(Element boundary lines)
○ ○ ○ ○ ○

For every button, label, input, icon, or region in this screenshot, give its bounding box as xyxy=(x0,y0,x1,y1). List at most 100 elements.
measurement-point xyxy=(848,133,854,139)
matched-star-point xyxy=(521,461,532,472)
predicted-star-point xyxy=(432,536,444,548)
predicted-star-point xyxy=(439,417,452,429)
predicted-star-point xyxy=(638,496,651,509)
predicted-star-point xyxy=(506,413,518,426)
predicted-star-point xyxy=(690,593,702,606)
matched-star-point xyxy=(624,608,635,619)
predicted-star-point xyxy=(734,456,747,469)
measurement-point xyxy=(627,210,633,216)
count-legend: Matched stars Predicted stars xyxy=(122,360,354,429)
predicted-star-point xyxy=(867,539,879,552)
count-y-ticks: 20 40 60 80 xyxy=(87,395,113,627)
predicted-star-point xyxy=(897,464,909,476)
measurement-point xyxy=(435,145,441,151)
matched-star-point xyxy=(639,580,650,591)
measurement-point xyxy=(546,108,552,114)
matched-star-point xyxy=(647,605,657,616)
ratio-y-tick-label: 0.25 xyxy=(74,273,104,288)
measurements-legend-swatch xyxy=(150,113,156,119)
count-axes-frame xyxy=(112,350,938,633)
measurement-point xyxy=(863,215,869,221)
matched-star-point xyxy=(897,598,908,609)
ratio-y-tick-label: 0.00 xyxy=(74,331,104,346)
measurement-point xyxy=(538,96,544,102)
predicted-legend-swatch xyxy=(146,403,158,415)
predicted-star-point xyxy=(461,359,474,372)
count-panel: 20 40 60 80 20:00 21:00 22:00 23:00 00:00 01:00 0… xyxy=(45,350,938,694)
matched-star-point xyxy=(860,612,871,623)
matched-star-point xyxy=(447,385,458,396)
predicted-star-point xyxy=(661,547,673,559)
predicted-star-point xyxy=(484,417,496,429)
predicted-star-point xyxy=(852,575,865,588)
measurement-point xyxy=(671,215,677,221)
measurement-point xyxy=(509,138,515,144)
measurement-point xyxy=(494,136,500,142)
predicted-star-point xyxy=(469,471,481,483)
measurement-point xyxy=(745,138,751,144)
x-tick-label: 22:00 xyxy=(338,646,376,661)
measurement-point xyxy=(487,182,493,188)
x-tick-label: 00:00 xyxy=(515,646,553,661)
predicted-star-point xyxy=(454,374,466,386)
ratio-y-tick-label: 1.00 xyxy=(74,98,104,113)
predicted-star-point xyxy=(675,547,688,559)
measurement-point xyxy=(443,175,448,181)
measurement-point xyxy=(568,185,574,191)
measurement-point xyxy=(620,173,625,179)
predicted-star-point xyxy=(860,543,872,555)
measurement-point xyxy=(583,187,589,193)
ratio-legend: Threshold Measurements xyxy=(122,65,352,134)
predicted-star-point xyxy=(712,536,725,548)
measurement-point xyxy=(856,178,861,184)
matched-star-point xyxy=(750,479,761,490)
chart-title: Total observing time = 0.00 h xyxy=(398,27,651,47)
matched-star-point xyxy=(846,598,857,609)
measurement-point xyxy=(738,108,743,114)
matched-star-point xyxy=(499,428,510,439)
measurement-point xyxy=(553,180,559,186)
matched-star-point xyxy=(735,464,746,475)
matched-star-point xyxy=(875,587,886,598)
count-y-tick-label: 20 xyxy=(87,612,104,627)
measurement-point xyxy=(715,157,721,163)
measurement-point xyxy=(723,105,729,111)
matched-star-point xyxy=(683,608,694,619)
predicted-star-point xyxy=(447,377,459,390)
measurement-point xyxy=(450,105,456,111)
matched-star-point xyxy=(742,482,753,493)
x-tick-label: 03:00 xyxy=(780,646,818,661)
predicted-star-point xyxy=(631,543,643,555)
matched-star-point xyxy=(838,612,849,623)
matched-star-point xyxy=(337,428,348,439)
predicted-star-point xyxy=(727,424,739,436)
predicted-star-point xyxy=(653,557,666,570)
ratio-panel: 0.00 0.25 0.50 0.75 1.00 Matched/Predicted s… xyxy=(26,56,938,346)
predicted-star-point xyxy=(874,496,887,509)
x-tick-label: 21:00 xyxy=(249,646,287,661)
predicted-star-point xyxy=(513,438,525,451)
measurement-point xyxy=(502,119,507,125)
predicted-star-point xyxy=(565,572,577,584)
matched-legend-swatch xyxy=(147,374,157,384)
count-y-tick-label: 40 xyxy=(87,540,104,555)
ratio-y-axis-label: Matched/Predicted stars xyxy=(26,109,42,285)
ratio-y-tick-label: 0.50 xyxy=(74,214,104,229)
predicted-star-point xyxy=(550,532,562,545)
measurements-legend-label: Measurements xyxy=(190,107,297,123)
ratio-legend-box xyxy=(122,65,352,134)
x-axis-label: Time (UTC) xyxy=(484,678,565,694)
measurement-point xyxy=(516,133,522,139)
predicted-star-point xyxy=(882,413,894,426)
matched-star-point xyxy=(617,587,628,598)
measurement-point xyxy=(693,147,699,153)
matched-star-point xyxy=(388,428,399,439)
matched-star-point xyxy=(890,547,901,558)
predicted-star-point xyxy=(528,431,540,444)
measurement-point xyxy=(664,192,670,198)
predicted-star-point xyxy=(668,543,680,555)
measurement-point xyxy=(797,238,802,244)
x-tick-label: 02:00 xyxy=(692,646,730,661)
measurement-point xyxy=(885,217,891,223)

○ ○ ○ ○ ○

§ **WHAT IS EXPECTED**
Reproduce every one of the lines above word for word.

§ **RESPONSE TO THE EXERCISE**
For every button, label, input, icon, or region in this screenshot, give its bounding box as xyxy=(x0,y0,x1,y1). List at most 100 elements.
measurement-point xyxy=(848,133,854,139)
matched-star-point xyxy=(521,461,532,472)
predicted-star-point xyxy=(432,536,444,548)
predicted-star-point xyxy=(439,417,452,429)
predicted-star-point xyxy=(638,496,651,509)
predicted-star-point xyxy=(506,413,518,426)
predicted-star-point xyxy=(690,593,702,606)
matched-star-point xyxy=(624,608,635,619)
predicted-star-point xyxy=(734,456,747,469)
measurement-point xyxy=(627,210,633,216)
count-legend: Matched stars Predicted stars xyxy=(122,360,354,429)
predicted-star-point xyxy=(867,539,879,552)
count-y-ticks: 20 40 60 80 xyxy=(87,395,113,627)
predicted-star-point xyxy=(897,464,909,476)
measurement-point xyxy=(435,145,441,151)
matched-star-point xyxy=(639,580,650,591)
measurement-point xyxy=(546,108,552,114)
matched-star-point xyxy=(647,605,657,616)
ratio-y-tick-label: 0.25 xyxy=(74,273,104,288)
measurements-legend-swatch xyxy=(150,113,156,119)
count-axes-frame xyxy=(112,350,938,633)
measurement-point xyxy=(863,215,869,221)
matched-star-point xyxy=(897,598,908,609)
ratio-y-tick-label: 0.00 xyxy=(74,331,104,346)
measurement-point xyxy=(538,96,544,102)
predicted-legend-swatch xyxy=(146,403,158,415)
predicted-star-point xyxy=(461,359,474,372)
count-panel: 20 40 60 80 20:00 21:00 22:00 23:00 00:00 01:00 0… xyxy=(45,350,938,694)
matched-star-point xyxy=(860,612,871,623)
matched-star-point xyxy=(447,385,458,396)
predicted-star-point xyxy=(661,547,673,559)
predicted-star-point xyxy=(484,417,496,429)
predicted-star-point xyxy=(852,575,865,588)
measurement-point xyxy=(671,215,677,221)
measurement-point xyxy=(509,138,515,144)
measurement-point xyxy=(494,136,500,142)
predicted-star-point xyxy=(469,471,481,483)
measurement-point xyxy=(745,138,751,144)
x-tick-label: 22:00 xyxy=(338,646,376,661)
measurement-point xyxy=(487,182,493,188)
x-tick-label: 00:00 xyxy=(515,646,553,661)
predicted-star-point xyxy=(454,374,466,386)
ratio-y-tick-label: 1.00 xyxy=(74,98,104,113)
predicted-star-point xyxy=(675,547,688,559)
measurement-point xyxy=(443,175,448,181)
measurement-point xyxy=(568,185,574,191)
measurement-point xyxy=(620,173,625,179)
predicted-star-point xyxy=(860,543,872,555)
measurement-point xyxy=(583,187,589,193)
ratio-legend: Threshold Measurements xyxy=(122,65,352,134)
predicted-star-point xyxy=(712,536,725,548)
measurement-point xyxy=(856,178,861,184)
matched-star-point xyxy=(750,479,761,490)
chart-title: Total observing time = 0.00 h xyxy=(398,27,651,47)
matched-star-point xyxy=(846,598,857,609)
measurement-point xyxy=(738,108,743,114)
matched-star-point xyxy=(499,428,510,439)
measurement-point xyxy=(553,180,559,186)
matched-star-point xyxy=(735,464,746,475)
matched-star-point xyxy=(875,587,886,598)
count-y-tick-label: 20 xyxy=(87,612,104,627)
measurement-point xyxy=(715,157,721,163)
measurement-point xyxy=(723,105,729,111)
matched-star-point xyxy=(683,608,694,619)
predicted-star-point xyxy=(447,377,459,390)
measurement-point xyxy=(450,105,456,111)
matched-star-point xyxy=(742,482,753,493)
x-tick-label: 03:00 xyxy=(780,646,818,661)
predicted-star-point xyxy=(631,543,643,555)
matched-star-point xyxy=(838,612,849,623)
matched-star-point xyxy=(337,428,348,439)
predicted-star-point xyxy=(727,424,739,436)
predicted-star-point xyxy=(653,557,666,570)
ratio-panel: 0.00 0.25 0.50 0.75 1.00 Matched/Predicted s… xyxy=(26,56,938,346)
predicted-star-point xyxy=(874,496,887,509)
x-tick-label: 21:00 xyxy=(249,646,287,661)
predicted-star-point xyxy=(513,438,525,451)
measurement-point xyxy=(502,119,507,125)
predicted-star-point xyxy=(565,572,577,584)
matched-legend-swatch xyxy=(147,374,157,384)
count-y-tick-label: 40 xyxy=(87,540,104,555)
ratio-y-axis-label: Matched/Predicted stars xyxy=(26,109,42,285)
ratio-y-tick-label: 0.50 xyxy=(74,214,104,229)
predicted-star-point xyxy=(550,532,562,545)
measurements-legend-label: Measurements xyxy=(190,107,297,123)
ratio-legend-box xyxy=(122,65,352,134)
x-axis-label: Time (UTC) xyxy=(484,678,565,694)
measurement-point xyxy=(516,133,522,139)
predicted-star-point xyxy=(882,413,894,426)
matched-star-point xyxy=(617,587,628,598)
measurement-point xyxy=(693,147,699,153)
matched-star-point xyxy=(388,428,399,439)
matched-star-point xyxy=(890,547,901,558)
predicted-star-point xyxy=(528,431,540,444)
measurement-point xyxy=(664,192,670,198)
predicted-star-point xyxy=(668,543,680,555)
measurement-point xyxy=(797,238,802,244)
x-tick-label: 02:00 xyxy=(692,646,730,661)
measurement-point xyxy=(885,217,891,223)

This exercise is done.